#### EXERCISE INSTRUCTIONS:
Every line below is to be quoted exactly, with nothing added or dropped.
**** DATASET RECORDS ****
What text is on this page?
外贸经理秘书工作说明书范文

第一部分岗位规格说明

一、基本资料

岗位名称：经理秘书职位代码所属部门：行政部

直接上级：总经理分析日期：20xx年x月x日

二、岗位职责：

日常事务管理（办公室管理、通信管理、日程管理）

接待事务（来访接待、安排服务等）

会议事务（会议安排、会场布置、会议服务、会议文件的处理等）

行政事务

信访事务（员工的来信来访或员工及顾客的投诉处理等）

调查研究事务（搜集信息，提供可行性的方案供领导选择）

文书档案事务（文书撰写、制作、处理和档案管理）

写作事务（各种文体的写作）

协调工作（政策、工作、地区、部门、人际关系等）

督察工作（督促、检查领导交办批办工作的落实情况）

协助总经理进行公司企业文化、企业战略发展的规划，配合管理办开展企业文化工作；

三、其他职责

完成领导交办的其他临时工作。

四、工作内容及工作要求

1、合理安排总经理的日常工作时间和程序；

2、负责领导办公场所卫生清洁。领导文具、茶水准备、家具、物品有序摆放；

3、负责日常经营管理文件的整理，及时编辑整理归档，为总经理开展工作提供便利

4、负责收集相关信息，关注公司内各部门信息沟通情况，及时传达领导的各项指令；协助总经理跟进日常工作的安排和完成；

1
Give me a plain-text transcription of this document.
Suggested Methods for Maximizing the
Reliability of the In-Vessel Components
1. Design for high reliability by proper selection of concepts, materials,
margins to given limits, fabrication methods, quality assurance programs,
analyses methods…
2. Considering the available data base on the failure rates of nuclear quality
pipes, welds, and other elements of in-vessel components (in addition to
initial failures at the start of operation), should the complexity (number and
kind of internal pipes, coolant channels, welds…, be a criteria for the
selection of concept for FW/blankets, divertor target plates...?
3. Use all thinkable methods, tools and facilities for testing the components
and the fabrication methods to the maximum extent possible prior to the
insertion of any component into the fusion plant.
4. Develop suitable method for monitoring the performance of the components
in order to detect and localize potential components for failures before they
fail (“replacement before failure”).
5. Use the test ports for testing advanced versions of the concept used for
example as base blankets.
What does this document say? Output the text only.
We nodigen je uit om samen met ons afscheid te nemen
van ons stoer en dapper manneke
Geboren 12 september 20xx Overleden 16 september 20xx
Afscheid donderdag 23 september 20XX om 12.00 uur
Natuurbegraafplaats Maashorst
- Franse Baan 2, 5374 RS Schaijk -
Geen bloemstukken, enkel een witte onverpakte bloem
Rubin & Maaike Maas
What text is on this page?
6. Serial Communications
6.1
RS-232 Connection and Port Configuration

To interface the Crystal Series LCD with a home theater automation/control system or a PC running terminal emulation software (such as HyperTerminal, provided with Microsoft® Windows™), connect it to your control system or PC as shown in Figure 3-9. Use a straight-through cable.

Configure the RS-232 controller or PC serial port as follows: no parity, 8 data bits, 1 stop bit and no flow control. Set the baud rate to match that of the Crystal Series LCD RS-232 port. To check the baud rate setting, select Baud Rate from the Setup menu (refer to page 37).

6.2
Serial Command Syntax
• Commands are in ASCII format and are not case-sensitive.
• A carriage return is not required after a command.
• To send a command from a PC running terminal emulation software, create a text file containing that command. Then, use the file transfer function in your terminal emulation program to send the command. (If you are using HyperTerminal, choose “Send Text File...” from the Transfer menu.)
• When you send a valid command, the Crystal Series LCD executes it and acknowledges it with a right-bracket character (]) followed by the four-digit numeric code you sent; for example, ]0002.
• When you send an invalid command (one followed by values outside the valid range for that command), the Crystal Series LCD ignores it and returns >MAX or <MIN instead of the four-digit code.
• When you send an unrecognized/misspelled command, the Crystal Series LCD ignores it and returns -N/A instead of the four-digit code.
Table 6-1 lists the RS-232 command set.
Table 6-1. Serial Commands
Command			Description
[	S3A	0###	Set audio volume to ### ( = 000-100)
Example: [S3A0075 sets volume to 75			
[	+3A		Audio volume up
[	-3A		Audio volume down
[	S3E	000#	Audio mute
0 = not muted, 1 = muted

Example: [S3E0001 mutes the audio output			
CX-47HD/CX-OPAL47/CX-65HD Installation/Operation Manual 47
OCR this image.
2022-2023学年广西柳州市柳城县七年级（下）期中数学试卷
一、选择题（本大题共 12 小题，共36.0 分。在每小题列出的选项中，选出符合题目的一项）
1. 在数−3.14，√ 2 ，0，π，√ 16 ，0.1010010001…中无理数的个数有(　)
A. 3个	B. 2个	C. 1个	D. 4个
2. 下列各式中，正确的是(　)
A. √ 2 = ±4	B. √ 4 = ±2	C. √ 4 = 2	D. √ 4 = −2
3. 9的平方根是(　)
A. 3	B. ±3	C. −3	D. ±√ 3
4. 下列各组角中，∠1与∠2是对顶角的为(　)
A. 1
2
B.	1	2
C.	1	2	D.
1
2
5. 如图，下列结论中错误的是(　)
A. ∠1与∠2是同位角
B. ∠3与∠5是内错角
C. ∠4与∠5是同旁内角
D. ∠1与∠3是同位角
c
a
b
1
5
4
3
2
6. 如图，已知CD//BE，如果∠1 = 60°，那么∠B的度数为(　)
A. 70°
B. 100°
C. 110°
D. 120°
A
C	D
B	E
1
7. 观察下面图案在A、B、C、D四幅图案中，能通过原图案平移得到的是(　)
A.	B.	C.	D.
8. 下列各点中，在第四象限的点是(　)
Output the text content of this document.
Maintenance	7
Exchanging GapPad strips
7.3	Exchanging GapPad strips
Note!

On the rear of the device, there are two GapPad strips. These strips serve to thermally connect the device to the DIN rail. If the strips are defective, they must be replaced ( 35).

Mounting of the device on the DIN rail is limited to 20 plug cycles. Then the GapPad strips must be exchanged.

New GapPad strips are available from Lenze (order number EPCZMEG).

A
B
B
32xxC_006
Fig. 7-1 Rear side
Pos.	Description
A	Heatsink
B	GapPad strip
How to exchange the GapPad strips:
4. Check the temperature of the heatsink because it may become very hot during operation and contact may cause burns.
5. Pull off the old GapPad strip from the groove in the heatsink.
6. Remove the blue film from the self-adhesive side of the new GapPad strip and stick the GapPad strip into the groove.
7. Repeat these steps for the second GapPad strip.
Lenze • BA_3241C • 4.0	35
****
#### WRITTEN ANSWER:
What text is on this page?
外贸经理秘书工作说明书范文

第一部分岗位规格说明

一、基本资料

岗位名称：经理秘书职位代码所属部门：行政部

直接上级：总经理分析日期：20xx年x月x日

二、岗位职责：

日常事务管理（办公室管理、通信管理、日程管理）

接待事务（来访接待、安排服务等）

会议事务（会议安排、会场布置、会议服务、会议文件的处理等）

行政事务

信访事务（员工的来信来访或员工及顾客的投诉处理等）

调查研究事务（搜集信息，提供可行性的方案供领导选择）

文书档案事务（文书撰写、制作、处理和档案管理）

写作事务（各种文体的写作）

协调工作（政策、工作、地区、部门、人际关系等）

督察工作（督促、检查领导交办批办工作的落实情况）

协助总经理进行公司企业文化、企业战略发展的规划，配合管理办开展企业文化工作；

三、其他职责

完成领导交办的其他临时工作。

四、工作内容及工作要求

1、合理安排总经理的日常工作时间和程序；

2、负责领导办公场所卫生清洁。领导文具、茶水准备、家具、物品有序摆放；

3、负责日常经营管理文件的整理，及时编辑整理归档，为总经理开展工作提供便利

4、负责收集相关信息，关注公司内各部门信息沟通情况，及时传达领导的各项指令；协助总经理跟进日常工作的安排和完成；

1
Give me a plain-text transcription of this document.
Suggested Methods for Maximizing the
Reliability of the In-Vessel Components
1. Design for high reliability by proper selection of concepts, materials,
margins to given limits, fabrication methods, quality assurance programs,
analyses methods…
2. Considering the available data base on the failure rates of nuclear quality
pipes, welds, and other elements of in-vessel components (in addition to
initial failures at the start of operation), should the complexity (number and
kind of internal pipes, coolant channels, welds…, be a criteria for the
selection of concept for FW/blankets, divertor target plates...?
3. Use all thinkable methods, tools and facilities for testing the components
and the fabrication methods to the maximum extent possible prior to the
insertion of any component into the fusion plant.
4. Develop suitable method for monitoring the performance of the components
in order to detect and localize potential components for failures before they
fail (“replacement before failure”).
5. Use the test ports for testing advanced versions of the concept used for
example as base blankets.
What does this document say? Output the text only.
We nodigen je uit om samen met ons afscheid te nemen
van ons stoer en dapper manneke
Geboren 12 september 20xx Overleden 16 september 20xx
Afscheid donderdag 23 september 20XX om 12.00 uur
Natuurbegraafplaats Maashorst
- Franse Baan 2, 5374 RS Schaijk -
Geen bloemstukken, enkel een witte onverpakte bloem
Rubin & Maaike Maas
What text is on this page?
6. Serial Communications
6.1
RS-232 Connection and Port Configuration

To interface the Crystal Series LCD with a home theater automation/control system or a PC running terminal emulation software (such as HyperTerminal, provided with Microsoft® Windows™), connect it to your control system or PC as shown in Figure 3-9. Use a straight-through cable.

Configure the RS-232 controller or PC serial port as follows: no parity, 8 data bits, 1 stop bit and no flow control. Set the baud rate to match that of the Crystal Series LCD RS-232 port. To check the baud rate setting, select Baud Rate from the Setup menu (refer to page 37).

6.2
Serial Command Syntax
• Commands are in ASCII format and are not case-sensitive.
• A carriage return is not required after a command.
• To send a command from a PC running terminal emulation software, create a text file containing that command. Then, use the file transfer function in your terminal emulation program to send the command. (If you are using HyperTerminal, choose “Send Text File...” from the Transfer menu.)
• When you send a valid command, the Crystal Series LCD executes it and acknowledges it with a right-bracket character (]) followed by the four-digit numeric code you sent; for example, ]0002.
• When you send an invalid command (one followed by values outside the valid range for that command), the Crystal Series LCD ignores it and returns >MAX or <MIN instead of the four-digit code.
• When you send an unrecognized/misspelled command, the Crystal Series LCD ignores it and returns -N/A instead of the four-digit code.
Table 6-1 lists the RS-232 command set.
Table 6-1. Serial Commands
Command			Description
[	S3A	0###	Set audio volume to ### ( = 000-100)
Example: [S3A0075 sets volume to 75			
[	+3A		Audio volume up
[	-3A		Audio volume down
[	S3E	000#	Audio mute
0 = not muted, 1 = muted

Example: [S3E0001 mutes the audio output			
CX-47HD/CX-OPAL47/CX-65HD Installation/Operation Manual 47
OCR this image.
2022-2023学年广西柳州市柳城县七年级（下）期中数学试卷
一、选择题（本大题共 12 小题，共36.0 分。在每小题列出的选项中，选出符合题目的一项）
1. 在数−3.14，√ 2 ，0，π，√ 16 ，0.1010010001…中无理数的个数有(　)
A. 3个	B. 2个	C. 1个	D. 4个
2. 下列各式中，正确的是(　)
A. √ 2 = ±4	B. √ 4 = ±2	C. √ 4 = 2	D. √ 4 = −2
3. 9的平方根是(　)
A. 3	B. ±3	C. −3	D. ±√ 3
4. 下列各组角中，∠1与∠2是对顶角的为(　)
A. 1
2
B.	1	2
C.	1	2	D.
1
2
5. 如图，下列结论中错误的是(　)
A. ∠1与∠2是同位角
B. ∠3与∠5是内错角
C. ∠4与∠5是同旁内角
D. ∠1与∠3是同位角
c
a
b
1
5
4
3
2
6. 如图，已知CD//BE，如果∠1 = 60°，那么∠B的度数为(　)
A. 70°
B. 100°
C. 110°
D. 120°
A
C	D
B	E
1
7. 观察下面图案在A、B、C、D四幅图案中，能通过原图案平移得到的是(　)
A.	B.	C.	D.
8. 下列各点中，在第四象限的点是(　)
Output the text content of this document.
Maintenance	7
Exchanging GapPad strips
7.3	Exchanging GapPad strips
Note!

On the rear of the device, there are two GapPad strips. These strips serve to thermally connect the device to the DIN rail. If the strips are defective, they must be replaced ( 35).

Mounting of the device on the DIN rail is limited to 20 plug cycles. Then the GapPad strips must be exchanged.

New GapPad strips are available from Lenze (order number EPCZMEG).

A
B
B
32xxC_006
Fig. 7-1 Rear side
Pos.	Description
A	Heatsink
B	GapPad strip
How to exchange the GapPad strips:
4. Check the temperature of the heatsink because it may become very hot during operation and contact may cause burns.
5. Pull off the old GapPad strip from the groove in the heatsink.
6. Remove the blue film from the self-adhesive side of the new GapPad strip and stick the GapPad strip into the groove.
7. Repeat these steps for the second GapPad strip.
Lenze • BA_3241C • 4.0	35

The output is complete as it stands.